Items from a dataset
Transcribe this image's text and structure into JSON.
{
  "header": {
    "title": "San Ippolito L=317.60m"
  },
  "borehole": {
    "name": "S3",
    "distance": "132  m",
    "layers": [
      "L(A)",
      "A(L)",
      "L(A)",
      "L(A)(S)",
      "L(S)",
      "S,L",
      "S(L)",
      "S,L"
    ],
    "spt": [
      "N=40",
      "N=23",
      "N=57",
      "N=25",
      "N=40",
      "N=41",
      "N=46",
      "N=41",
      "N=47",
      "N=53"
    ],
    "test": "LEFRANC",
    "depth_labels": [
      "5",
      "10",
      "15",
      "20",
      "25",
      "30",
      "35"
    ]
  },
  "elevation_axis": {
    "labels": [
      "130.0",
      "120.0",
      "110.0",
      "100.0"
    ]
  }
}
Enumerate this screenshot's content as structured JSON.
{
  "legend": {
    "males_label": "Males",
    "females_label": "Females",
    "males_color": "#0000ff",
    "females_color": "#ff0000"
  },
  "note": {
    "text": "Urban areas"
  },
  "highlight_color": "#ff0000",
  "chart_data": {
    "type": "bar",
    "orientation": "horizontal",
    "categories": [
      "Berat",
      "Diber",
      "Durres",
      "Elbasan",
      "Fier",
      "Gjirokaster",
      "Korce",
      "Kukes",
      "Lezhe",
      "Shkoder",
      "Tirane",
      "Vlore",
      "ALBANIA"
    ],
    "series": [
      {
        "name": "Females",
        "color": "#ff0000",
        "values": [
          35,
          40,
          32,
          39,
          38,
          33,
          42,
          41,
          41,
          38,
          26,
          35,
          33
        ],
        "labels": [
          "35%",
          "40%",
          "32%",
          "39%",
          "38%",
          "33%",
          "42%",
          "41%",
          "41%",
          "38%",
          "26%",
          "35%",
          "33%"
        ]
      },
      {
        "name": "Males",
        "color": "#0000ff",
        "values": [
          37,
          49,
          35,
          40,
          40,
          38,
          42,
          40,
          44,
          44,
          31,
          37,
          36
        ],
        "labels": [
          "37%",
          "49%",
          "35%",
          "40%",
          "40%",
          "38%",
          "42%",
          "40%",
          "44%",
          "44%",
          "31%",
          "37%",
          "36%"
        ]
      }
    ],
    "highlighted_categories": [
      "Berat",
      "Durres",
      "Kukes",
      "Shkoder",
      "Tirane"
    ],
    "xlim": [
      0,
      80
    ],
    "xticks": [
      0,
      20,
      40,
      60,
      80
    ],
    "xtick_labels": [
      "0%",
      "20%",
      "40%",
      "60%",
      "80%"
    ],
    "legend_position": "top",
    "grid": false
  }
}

**What you are asked to do**
Wherever a line in the data above holds "JSON", copy that line.

**Reply to the task**
Transcribe this image's text and structure into JSON.
Enumerate this screenshot's content as structured JSON.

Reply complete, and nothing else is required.